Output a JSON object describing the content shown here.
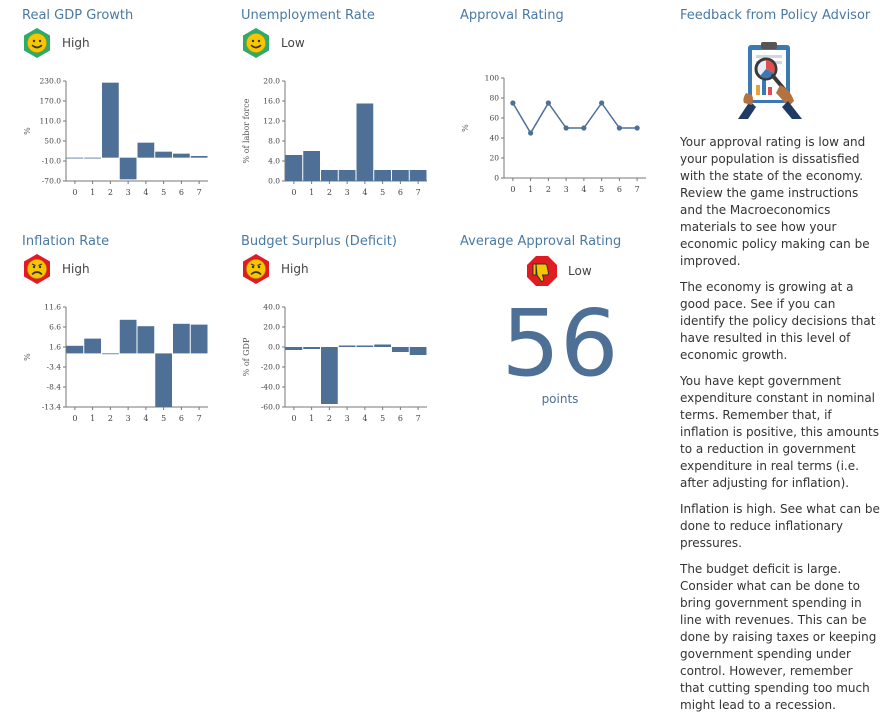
{
  "panels": {
    "gdp": {
      "title": "Real GDP Growth",
      "status": "High",
      "face": "happy"
    },
    "unemployment": {
      "title": "Unemployment Rate",
      "status": "Low",
      "face": "happy"
    },
    "approval": {
      "title": "Approval Rating"
    },
    "inflation": {
      "title": "Inflation Rate",
      "status": "High",
      "face": "sad"
    },
    "budget": {
      "title": "Budget Surplus (Deficit)",
      "status": "High",
      "face": "sad"
    },
    "average": {
      "title": "Average Approval Rating",
      "status": "Low",
      "value": "56",
      "unit": "points"
    }
  },
  "colors": {
    "bar": "#4e6f96",
    "line": "#4e6f96",
    "title": "#4a7aa3",
    "happy_bg": "#2eaa6a",
    "sad_bg": "#e11b22",
    "face": "#f7c600"
  },
  "icons": {
    "happy": "smiley-icon",
    "sad": "frown-icon",
    "thumbs_down": "thumbs-down-icon",
    "advisor": "magnifier-clipboard-icon"
  },
  "feedback": {
    "title": "Feedback from Policy Advisor",
    "paragraphs": [
      "Your approval rating is low and your population is dissatisfied with the state of the economy. Review the game instructions and the Macroeconomics materials to see how your economic policy making can be improved.",
      "The economy is growing at a good pace. See if you can identify the policy decisions that have resulted in this level of economic growth.",
      "You have kept government expenditure constant in nominal terms. Remember that, if inflation is positive, this amounts to a reduction in government expenditure in real terms (i.e. after adjusting for inflation).",
      "Inflation is high. See what can be done to reduce inflationary pressures.",
      "The budget deficit is large. Consider what can be done to bring government spending in line with revenues. This can be done by raising taxes or keeping government spending under control. However, remember that cutting spending too much might lead to a recession."
    ]
  },
  "chart_data": [
    {
      "id": "gdp",
      "type": "bar",
      "title": "Real GDP Growth",
      "ylabel": "%",
      "ylim": [
        -70,
        230
      ],
      "ticks": [
        "230.0",
        "170.0",
        "110.0",
        "50.0",
        "-10.0",
        "-70.0"
      ],
      "categories": [
        "0",
        "1",
        "2",
        "3",
        "4",
        "5",
        "6",
        "7"
      ],
      "values": [
        -2,
        0,
        225,
        -65,
        45,
        18,
        12,
        5
      ]
    },
    {
      "id": "unemployment",
      "type": "bar",
      "title": "Unemployment Rate",
      "ylabel": "% of labor force",
      "ylim": [
        0,
        20
      ],
      "ticks": [
        "20.0",
        "16.0",
        "12.0",
        "8.0",
        "4.0",
        "0.0"
      ],
      "categories": [
        "0",
        "1",
        "2",
        "3",
        "4",
        "5",
        "6",
        "7"
      ],
      "values": [
        5.2,
        6.0,
        2.2,
        2.2,
        15.5,
        2.2,
        2.2,
        2.2
      ]
    },
    {
      "id": "approval",
      "type": "line",
      "title": "Approval Rating",
      "ylabel": "%",
      "ylim": [
        0,
        100
      ],
      "ticks": [
        "100",
        "80",
        "60",
        "40",
        "20",
        "0"
      ],
      "categories": [
        "0",
        "1",
        "2",
        "3",
        "4",
        "5",
        "6",
        "7"
      ],
      "values": [
        75,
        45,
        75,
        50,
        50,
        75,
        50,
        50
      ]
    },
    {
      "id": "inflation",
      "type": "bar",
      "title": "Inflation Rate",
      "ylabel": "%",
      "ylim": [
        -13.4,
        11.6
      ],
      "ticks": [
        "11.6",
        "6.6",
        "1.6",
        "-3.4",
        "-8.4",
        "-13.4"
      ],
      "categories": [
        "0",
        "1",
        "2",
        "3",
        "4",
        "5",
        "6",
        "7"
      ],
      "values": [
        1.9,
        3.7,
        0,
        8.4,
        6.8,
        -13.4,
        7.4,
        7.2
      ]
    },
    {
      "id": "budget",
      "type": "bar",
      "title": "Budget Surplus (Deficit)",
      "ylabel": "% of GDP",
      "ylim": [
        -60,
        40
      ],
      "ticks": [
        "40.0",
        "20.0",
        "0.0",
        "-20.0",
        "-40.0",
        "-60.0"
      ],
      "categories": [
        "0",
        "1",
        "2",
        "3",
        "4",
        "5",
        "6",
        "7"
      ],
      "values": [
        -3,
        -2,
        -57,
        1.5,
        1.5,
        2.5,
        -5,
        -8
      ]
    }
  ]
}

Problem to work on: Copy each line of the entries that includes the word "done".

Response to the exercise:
      "Inflation is high. See what can be done to reduce inflationary pressures.",
      "The budget deficit is large. Consider what can be done to bring government spending in line with revenues. This can be done by raising taxes or keeping government spending under control. However, remember that cutting spending too much might lead to a recession."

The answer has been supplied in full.